▸ INSTRUCTION:
Give the rows below again from the line containing "data-point-wv bbox=[150, 410, 158, 418]" through the line containing "data-point-nm bbox=[378, 44, 385, 52]", swapping every "y-tick-label" for "left-tick-label" and leaving everything else as it is.
<<<<
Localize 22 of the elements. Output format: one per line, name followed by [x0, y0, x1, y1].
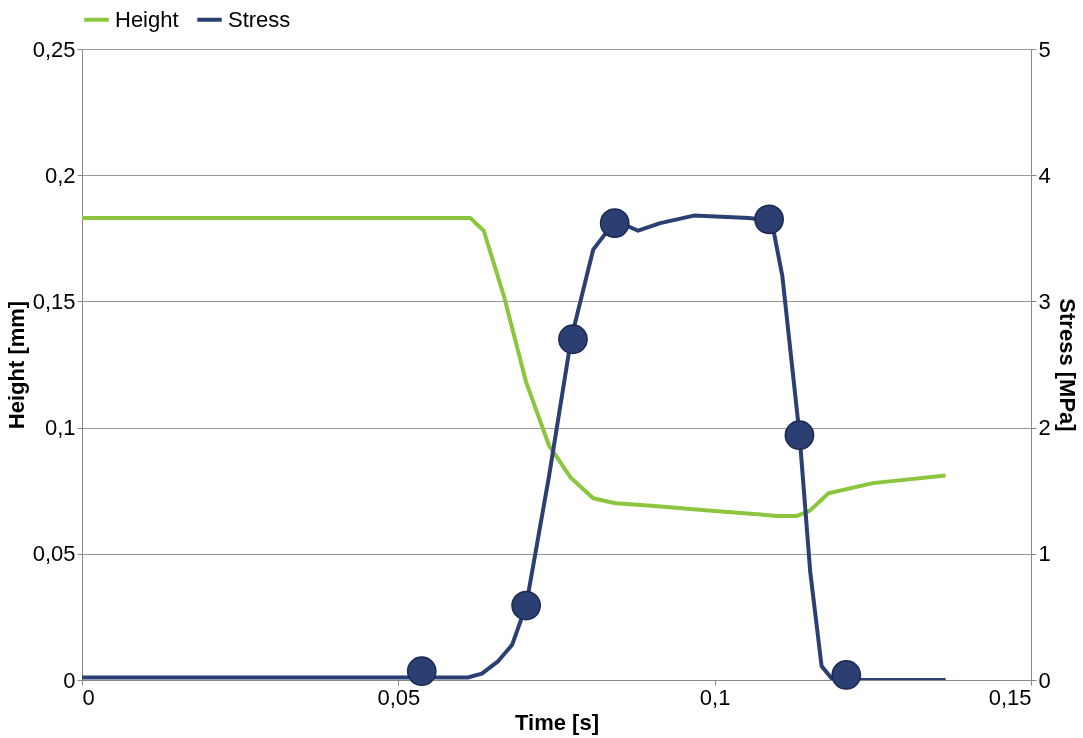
- x-tick-label: 0,05: [377, 684, 421, 710]
- y2-tick-label: 3: [1038, 288, 1051, 314]
- x-tick-label: 0: [82, 684, 95, 710]
- legend-label: Stress: [228, 6, 291, 32]
- y2-tick-label: 4: [1038, 162, 1051, 188]
- y-tick-label: 0: [63, 667, 76, 693]
- y-tick-label: 0,2: [44, 162, 76, 188]
- x-tick-label: 0,1: [699, 684, 731, 710]
- y2-axis-title: Stress [MPa]: [1054, 298, 1080, 432]
- y-tick-label: 0,15: [32, 288, 76, 314]
- y-tick-label: 0,05: [32, 541, 76, 567]
- y-tick-label: 0,25: [32, 36, 76, 62]
- y-axis-title: Height [mm]: [3, 300, 29, 430]
- x-tick-label: 0,15: [988, 684, 1032, 710]
- line-series: [82, 216, 948, 518]
- x-axis-title: Time [s]: [515, 709, 599, 735]
- y2-tick-label: 0: [1038, 667, 1051, 693]
- y2-tick-label: 5: [1038, 36, 1051, 62]
- legend-label: Height: [115, 6, 179, 32]
- y-tick-label: 0,1: [44, 415, 76, 441]
- y2-tick-label: 2: [1038, 415, 1051, 441]
- y2-tick-label: 1: [1038, 541, 1051, 567]
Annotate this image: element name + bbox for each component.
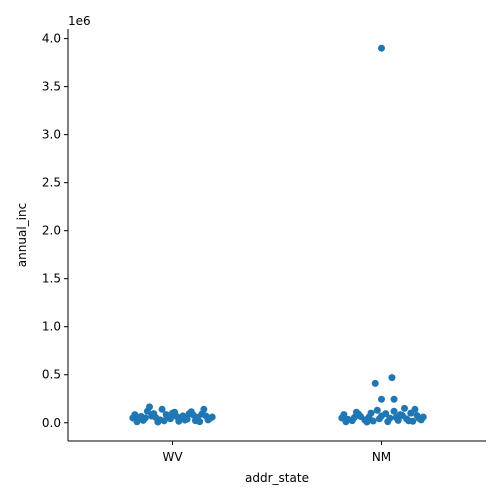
data-point-wv bbox=[150, 410, 158, 418]
data-point-wv bbox=[200, 405, 208, 413]
data-point-nm bbox=[355, 410, 363, 418]
data-point-wv bbox=[158, 405, 166, 413]
y-ticks: 0.0 0.5 1.0 1.5 2.0 2.5 3.0 3.5 4.0 bbox=[42, 32, 68, 430]
y-tick-label: 2.5 bbox=[42, 176, 61, 190]
data-point-wv bbox=[204, 416, 212, 424]
data-point-nm bbox=[407, 409, 415, 417]
y-tick-label: 0.5 bbox=[42, 368, 61, 382]
data-point-wv bbox=[129, 414, 137, 422]
y-tick-label: 1.0 bbox=[42, 320, 61, 334]
data-point-wv bbox=[162, 411, 170, 419]
data-point-wv bbox=[171, 408, 179, 416]
data-point-nm bbox=[375, 415, 383, 423]
data-point-nm bbox=[413, 412, 421, 420]
data-point-nm bbox=[367, 409, 375, 417]
data-point-nm bbox=[405, 417, 413, 425]
data-point-nm bbox=[390, 407, 398, 415]
data-point-wv bbox=[146, 403, 154, 411]
data-point-nm bbox=[373, 406, 381, 414]
y-offset-label: 1e6 bbox=[68, 14, 91, 28]
data-point-nm bbox=[388, 374, 396, 382]
y-tick-label: 3.0 bbox=[42, 128, 61, 142]
data-point-nm bbox=[417, 416, 425, 424]
data-point-nm bbox=[378, 44, 385, 52]
x-ticks: WV NM bbox=[162, 441, 391, 464]
y-tick-label: 2.0 bbox=[42, 224, 61, 238]
data-point-wv bbox=[175, 417, 183, 425]
data-point-wv bbox=[154, 418, 162, 426]
x-tick-label: NM bbox=[372, 450, 391, 464]
points-layer bbox=[129, 44, 427, 426]
data-point-nm bbox=[390, 395, 398, 403]
y-tick-label: 3.5 bbox=[42, 80, 61, 94]
data-point-nm bbox=[363, 418, 371, 426]
data-point-wv bbox=[194, 413, 202, 421]
data-point-wv bbox=[179, 412, 187, 420]
y-axis-label: annual_inc bbox=[15, 203, 29, 267]
data-point-wv bbox=[137, 413, 145, 421]
x-tick-label: WV bbox=[162, 450, 183, 464]
data-point-nm bbox=[378, 395, 385, 403]
data-point-nm bbox=[338, 414, 346, 422]
data-point-wv bbox=[187, 408, 195, 416]
data-point-wv bbox=[160, 417, 168, 425]
data-point-nm bbox=[396, 411, 404, 419]
x-axis-label: addr_state bbox=[245, 471, 309, 485]
data-point-nm bbox=[371, 379, 379, 387]
data-point-nm bbox=[369, 417, 377, 425]
y-tick-label: 0.0 bbox=[42, 416, 61, 430]
data-point-nm bbox=[384, 418, 392, 426]
data-point-nm bbox=[400, 404, 408, 412]
y-tick-label: 4.0 bbox=[42, 32, 61, 46]
y-tick-label: 1.5 bbox=[42, 272, 61, 286]
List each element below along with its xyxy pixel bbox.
>>>>
▸ WORKED SOLUTION:
data-point-wv bbox=[150, 410, 158, 418]
data-point-wv bbox=[200, 405, 208, 413]
data-point-nm bbox=[355, 410, 363, 418]
data-point-wv bbox=[158, 405, 166, 413]
y-ticks: 0.0 0.5 1.0 1.5 2.0 2.5 3.0 3.5 4.0 bbox=[42, 32, 68, 430]
left-tick-label: 2.5 bbox=[42, 176, 61, 190]
data-point-wv bbox=[204, 416, 212, 424]
data-point-nm bbox=[407, 409, 415, 417]
left-tick-label: 0.5 bbox=[42, 368, 61, 382]
data-point-wv bbox=[129, 414, 137, 422]
left-tick-label: 1.0 bbox=[42, 320, 61, 334]
data-point-wv bbox=[162, 411, 170, 419]
data-point-wv bbox=[171, 408, 179, 416]
data-point-nm bbox=[375, 415, 383, 423]
data-point-nm bbox=[413, 412, 421, 420]
data-point-nm bbox=[367, 409, 375, 417]
data-point-nm bbox=[405, 417, 413, 425]
data-point-nm bbox=[390, 407, 398, 415]
data-point-wv bbox=[146, 403, 154, 411]
data-point-nm bbox=[373, 406, 381, 414]
y-offset-label: 1e6 bbox=[68, 14, 91, 28]
data-point-nm bbox=[388, 374, 396, 382]
left-tick-label: 3.0 bbox=[42, 128, 61, 142]
data-point-nm bbox=[417, 416, 425, 424]
data-point-nm bbox=[378, 44, 385, 52]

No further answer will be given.